- EXERCISE DESCRIPTION -
Output the entries verbatim, including every line.

- TASK INPUT -

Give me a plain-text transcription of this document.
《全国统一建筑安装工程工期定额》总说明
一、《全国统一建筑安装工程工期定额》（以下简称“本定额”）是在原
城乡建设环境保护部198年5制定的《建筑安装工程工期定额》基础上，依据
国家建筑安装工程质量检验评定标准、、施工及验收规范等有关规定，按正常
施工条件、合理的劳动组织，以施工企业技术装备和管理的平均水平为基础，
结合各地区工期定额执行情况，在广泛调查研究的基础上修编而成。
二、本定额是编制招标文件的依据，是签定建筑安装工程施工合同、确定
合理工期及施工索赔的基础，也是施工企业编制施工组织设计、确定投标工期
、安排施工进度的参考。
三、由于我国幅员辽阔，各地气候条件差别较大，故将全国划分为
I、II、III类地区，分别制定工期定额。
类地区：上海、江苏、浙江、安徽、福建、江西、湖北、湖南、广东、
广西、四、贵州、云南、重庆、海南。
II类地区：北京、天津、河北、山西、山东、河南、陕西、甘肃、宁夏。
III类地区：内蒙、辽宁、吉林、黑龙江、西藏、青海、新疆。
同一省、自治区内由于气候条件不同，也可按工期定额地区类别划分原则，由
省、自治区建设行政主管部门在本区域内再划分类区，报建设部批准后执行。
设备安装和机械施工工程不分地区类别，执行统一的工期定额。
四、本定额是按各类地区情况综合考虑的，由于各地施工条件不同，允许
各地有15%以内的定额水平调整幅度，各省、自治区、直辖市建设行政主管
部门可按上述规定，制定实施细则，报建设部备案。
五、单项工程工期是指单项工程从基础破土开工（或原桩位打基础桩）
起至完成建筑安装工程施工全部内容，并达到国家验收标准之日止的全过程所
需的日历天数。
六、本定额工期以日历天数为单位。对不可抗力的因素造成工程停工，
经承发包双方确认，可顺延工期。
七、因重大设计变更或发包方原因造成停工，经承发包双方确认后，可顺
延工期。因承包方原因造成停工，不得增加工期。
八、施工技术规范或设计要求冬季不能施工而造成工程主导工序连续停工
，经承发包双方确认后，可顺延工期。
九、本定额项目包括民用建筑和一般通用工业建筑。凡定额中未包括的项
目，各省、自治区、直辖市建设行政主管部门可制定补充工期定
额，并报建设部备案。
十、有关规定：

- RESULT BELOW -
Give me a plain-text transcription of this document.
《全国统一建筑安装工程工期定额》总说明
一、《全国统一建筑安装工程工期定额》（以下简称“本定额”）是在原
城乡建设环境保护部198年5制定的《建筑安装工程工期定额》基础上，依据
国家建筑安装工程质量检验评定标准、、施工及验收规范等有关规定，按正常
施工条件、合理的劳动组织，以施工企业技术装备和管理的平均水平为基础，
结合各地区工期定额执行情况，在广泛调查研究的基础上修编而成。
二、本定额是编制招标文件的依据，是签定建筑安装工程施工合同、确定
合理工期及施工索赔的基础，也是施工企业编制施工组织设计、确定投标工期
、安排施工进度的参考。
三、由于我国幅员辽阔，各地气候条件差别较大，故将全国划分为
I、II、III类地区，分别制定工期定额。
类地区：上海、江苏、浙江、安徽、福建、江西、湖北、湖南、广东、
广西、四、贵州、云南、重庆、海南。
II类地区：北京、天津、河北、山西、山东、河南、陕西、甘肃、宁夏。
III类地区：内蒙、辽宁、吉林、黑龙江、西藏、青海、新疆。
同一省、自治区内由于气候条件不同，也可按工期定额地区类别划分原则，由
省、自治区建设行政主管部门在本区域内再划分类区，报建设部批准后执行。
设备安装和机械施工工程不分地区类别，执行统一的工期定额。
四、本定额是按各类地区情况综合考虑的，由于各地施工条件不同，允许
各地有15%以内的定额水平调整幅度，各省、自治区、直辖市建设行政主管
部门可按上述规定，制定实施细则，报建设部备案。
五、单项工程工期是指单项工程从基础破土开工（或原桩位打基础桩）
起至完成建筑安装工程施工全部内容，并达到国家验收标准之日止的全过程所
需的日历天数。
六、本定额工期以日历天数为单位。对不可抗力的因素造成工程停工，
经承发包双方确认，可顺延工期。
七、因重大设计变更或发包方原因造成停工，经承发包双方确认后，可顺
延工期。因承包方原因造成停工，不得增加工期。
八、施工技术规范或设计要求冬季不能施工而造成工程主导工序连续停工
，经承发包双方确认后，可顺延工期。
九、本定额项目包括民用建筑和一般通用工业建筑。凡定额中未包括的项
目，各省、自治区、直辖市建设行政主管部门可制定补充工期定
额，并报建设部备案。
十、有关规定：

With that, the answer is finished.